Reproduce the entries below in full, word for word.

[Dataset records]
|---|

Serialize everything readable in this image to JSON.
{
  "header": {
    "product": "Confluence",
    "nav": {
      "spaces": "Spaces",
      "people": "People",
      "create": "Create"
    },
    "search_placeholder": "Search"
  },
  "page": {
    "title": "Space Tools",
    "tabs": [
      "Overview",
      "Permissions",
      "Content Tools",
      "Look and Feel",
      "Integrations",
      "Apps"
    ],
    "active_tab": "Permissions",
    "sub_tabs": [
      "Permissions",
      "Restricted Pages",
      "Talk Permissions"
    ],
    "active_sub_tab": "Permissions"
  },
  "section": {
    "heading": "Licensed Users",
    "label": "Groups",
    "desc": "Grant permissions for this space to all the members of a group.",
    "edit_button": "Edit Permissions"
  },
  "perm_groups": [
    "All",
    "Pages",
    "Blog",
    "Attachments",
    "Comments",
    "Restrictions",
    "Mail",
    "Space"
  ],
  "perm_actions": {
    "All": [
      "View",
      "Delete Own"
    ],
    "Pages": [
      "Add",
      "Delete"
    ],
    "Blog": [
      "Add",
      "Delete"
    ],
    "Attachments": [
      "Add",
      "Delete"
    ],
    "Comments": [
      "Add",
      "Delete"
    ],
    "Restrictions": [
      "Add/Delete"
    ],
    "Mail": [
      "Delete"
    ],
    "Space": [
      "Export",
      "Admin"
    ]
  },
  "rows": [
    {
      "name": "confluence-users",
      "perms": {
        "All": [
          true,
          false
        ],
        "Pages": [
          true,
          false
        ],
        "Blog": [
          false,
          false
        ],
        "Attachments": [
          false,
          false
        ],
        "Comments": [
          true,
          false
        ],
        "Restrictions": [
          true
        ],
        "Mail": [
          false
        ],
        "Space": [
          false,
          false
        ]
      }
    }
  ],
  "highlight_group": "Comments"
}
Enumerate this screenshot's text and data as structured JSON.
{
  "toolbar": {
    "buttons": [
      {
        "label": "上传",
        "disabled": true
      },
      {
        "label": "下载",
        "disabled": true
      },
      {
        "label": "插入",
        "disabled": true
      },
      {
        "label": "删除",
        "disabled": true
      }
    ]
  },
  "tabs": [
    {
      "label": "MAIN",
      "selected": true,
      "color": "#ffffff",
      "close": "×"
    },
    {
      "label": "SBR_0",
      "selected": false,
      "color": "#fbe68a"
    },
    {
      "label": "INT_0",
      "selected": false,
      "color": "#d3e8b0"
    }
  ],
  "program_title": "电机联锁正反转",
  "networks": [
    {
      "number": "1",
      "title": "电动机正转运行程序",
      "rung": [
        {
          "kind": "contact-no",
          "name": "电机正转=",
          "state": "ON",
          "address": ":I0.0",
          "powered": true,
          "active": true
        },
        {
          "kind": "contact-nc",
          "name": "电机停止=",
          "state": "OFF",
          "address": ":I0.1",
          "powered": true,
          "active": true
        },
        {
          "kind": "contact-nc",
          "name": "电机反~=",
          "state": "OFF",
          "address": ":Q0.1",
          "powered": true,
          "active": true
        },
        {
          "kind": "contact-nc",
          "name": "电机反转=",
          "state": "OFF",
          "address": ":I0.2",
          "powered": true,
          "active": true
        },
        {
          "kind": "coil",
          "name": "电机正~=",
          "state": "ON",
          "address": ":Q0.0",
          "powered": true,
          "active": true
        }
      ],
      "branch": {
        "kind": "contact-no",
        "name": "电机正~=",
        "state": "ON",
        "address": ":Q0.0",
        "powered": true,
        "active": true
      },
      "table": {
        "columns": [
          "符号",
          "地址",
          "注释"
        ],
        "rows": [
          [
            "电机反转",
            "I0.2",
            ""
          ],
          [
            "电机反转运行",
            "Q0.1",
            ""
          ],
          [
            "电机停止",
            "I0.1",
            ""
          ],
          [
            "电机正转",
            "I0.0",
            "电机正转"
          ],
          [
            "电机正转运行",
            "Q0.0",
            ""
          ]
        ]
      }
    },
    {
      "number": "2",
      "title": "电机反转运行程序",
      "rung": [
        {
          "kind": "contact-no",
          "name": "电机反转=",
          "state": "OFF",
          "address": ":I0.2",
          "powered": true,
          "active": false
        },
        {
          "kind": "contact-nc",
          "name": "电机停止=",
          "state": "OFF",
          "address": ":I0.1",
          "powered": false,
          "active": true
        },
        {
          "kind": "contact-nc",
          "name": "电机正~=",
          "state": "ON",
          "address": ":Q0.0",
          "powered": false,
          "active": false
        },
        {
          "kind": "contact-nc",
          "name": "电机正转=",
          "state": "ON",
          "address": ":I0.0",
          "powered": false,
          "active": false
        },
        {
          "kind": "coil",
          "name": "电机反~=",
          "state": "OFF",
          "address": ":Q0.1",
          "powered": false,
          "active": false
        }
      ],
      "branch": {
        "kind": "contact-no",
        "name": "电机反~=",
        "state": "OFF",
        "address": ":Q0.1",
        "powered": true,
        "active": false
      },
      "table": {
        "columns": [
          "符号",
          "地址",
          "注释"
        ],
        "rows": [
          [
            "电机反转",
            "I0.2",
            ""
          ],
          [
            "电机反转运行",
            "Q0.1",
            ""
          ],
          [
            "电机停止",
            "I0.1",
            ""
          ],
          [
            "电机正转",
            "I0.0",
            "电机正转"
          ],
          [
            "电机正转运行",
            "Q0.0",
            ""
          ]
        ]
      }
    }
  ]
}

|---|

◆ **Response for this exercise**:
Serialize everything readable in this image to JSON.
{
  "header": {
    "product": "Confluence",
    "nav": {
      "spaces": "Spaces",
      "people": "People",
      "create": "Create"
    },
    "search_placeholder": "Search"
  },
  "page": {
    "title": "Space Tools",
    "tabs": [
      "Overview",
      "Permissions",
      "Content Tools",
      "Look and Feel",
      "Integrations",
      "Apps"
    ],
    "active_tab": "Permissions",
    "sub_tabs": [
      "Permissions",
      "Restricted Pages",
      "Talk Permissions"
    ],
    "active_sub_tab": "Permissions"
  },
  "section": {
    "heading": "Licensed Users",
    "label": "Groups",
    "desc": "Grant permissions for this space to all the members of a group.",
    "edit_button": "Edit Permissions"
  },
  "perm_groups": [
    "All",
    "Pages",
    "Blog",
    "Attachments",
    "Comments",
    "Restrictions",
    "Mail",
    "Space"
  ],
  "perm_actions": {
    "All": [
      "View",
      "Delete Own"
    ],
    "Pages": [
      "Add",
      "Delete"
    ],
    "Blog": [
      "Add",
      "Delete"
    ],
    "Attachments": [
      "Add",
      "Delete"
    ],
    "Comments": [
      "Add",
      "Delete"
    ],
    "Restrictions": [
      "Add/Delete"
    ],
    "Mail": [
      "Delete"
    ],
    "Space": [
      "Export",
      "Admin"
    ]
  },
  "rows": [
    {
      "name": "confluence-users",
      "perms": {
        "All": [
          true,
          false
        ],
        "Pages": [
          true,
          false
        ],
        "Blog": [
          false,
          false
        ],
        "Attachments": [
          false,
          false
        ],
        "Comments": [
          true,
          false
        ],
        "Restrictions": [
          true
        ],
        "Mail": [
          false
        ],
        "Space": [
          false,
          false
        ]
      }
    }
  ],
  "highlight_group": "Comments"
}
Enumerate this screenshot's text and data as structured JSON.
{
  "toolbar": {
    "buttons": [
      {
        "label": "上传",
        "disabled": true
      },
      {
        "label": "下载",
        "disabled": true
      },
      {
        "label": "插入",
        "disabled": true
      },
      {
        "label": "删除",
        "disabled": true
      }
    ]
  },
  "tabs": [
    {
      "label": "MAIN",
      "selected": true,
      "color": "#ffffff",
      "close": "×"
    },
    {
      "label": "SBR_0",
      "selected": false,
      "color": "#fbe68a"
    },
    {
      "label": "INT_0",
      "selected": false,
      "color": "#d3e8b0"
    }
  ],
  "program_title": "电机联锁正反转",
  "networks": [
    {
      "number": "1",
      "title": "电动机正转运行程序",
      "rung": [
        {
          "kind": "contact-no",
          "name": "电机正转=",
          "state": "ON",
          "address": ":I0.0",
          "powered": true,
          "active": true
        },
        {
          "kind": "contact-nc",
          "name": "电机停止=",
          "state": "OFF",
          "address": ":I0.1",
          "powered": true,
          "active": true
        },
        {
          "kind": "contact-nc",
          "name": "电机反~=",
          "state": "OFF",
          "address": ":Q0.1",
          "powered": true,
          "active": true
        },
        {
          "kind": "contact-nc",
          "name": "电机反转=",
          "state": "OFF",
          "address": ":I0.2",
          "powered": true,
          "active": true
        },
        {
          "kind": "coil",
          "name": "电机正~=",
          "state": "ON",
          "address": ":Q0.0",
          "powered": true,
          "active": true
        }
      ],
      "branch": {
        "kind": "contact-no",
        "name": "电机正~=",
        "state": "ON",
        "address": ":Q0.0",
        "powered": true,
        "active": true
      },
      "table": {
        "columns": [
          "符号",
          "地址",
          "注释"
        ],
        "rows": [
          [
            "电机反转",
            "I0.2",
            ""
          ],
          [
            "电机反转运行",
            "Q0.1",
            ""
          ],
          [
            "电机停止",
            "I0.1",
            ""
          ],
          [
            "电机正转",
            "I0.0",
            "电机正转"
          ],
          [
            "电机正转运行",
            "Q0.0",
            ""
          ]
        ]
      }
    },
    {
      "number": "2",
      "title": "电机反转运行程序",
      "rung": [
        {
          "kind": "contact-no",
          "name": "电机反转=",
          "state": "OFF",
          "address": ":I0.2",
          "powered": true,
          "active": false
        },
        {
          "kind": "contact-nc",
          "name": "电机停止=",
          "state": "OFF",
          "address": ":I0.1",
          "powered": false,
          "active": true
        },
        {
          "kind": "contact-nc",
          "name": "电机正~=",
          "state": "ON",
          "address": ":Q0.0",
          "powered": false,
          "active": false
        },
        {
          "kind": "contact-nc",
          "name": "电机正转=",
          "state": "ON",
          "address": ":I0.0",
          "powered": false,
          "active": false
        },
        {
          "kind": "coil",
          "name": "电机反~=",
          "state": "OFF",
          "address": ":Q0.1",
          "powered": false,
          "active": false
        }
      ],
      "branch": {
        "kind": "contact-no",
        "name": "电机反~=",
        "state": "OFF",
        "address": ":Q0.1",
        "powered": true,
        "active": false
      },
      "table": {
        "columns": [
          "符号",
          "地址",
          "注释"
        ],
        "rows": [
          [
            "电机反转",
            "I0.2",
            ""
          ],
          [
            "电机反转运行",
            "Q0.1",
            ""
          ],
          [
            "电机停止",
            "I0.1",
            ""
          ],
          [
            "电机正转",
            "I0.0",
            "电机正转"
          ],
          [
            "电机正转运行",
            "Q0.0",
            ""
          ]
        ]
      }
    }
  ]
}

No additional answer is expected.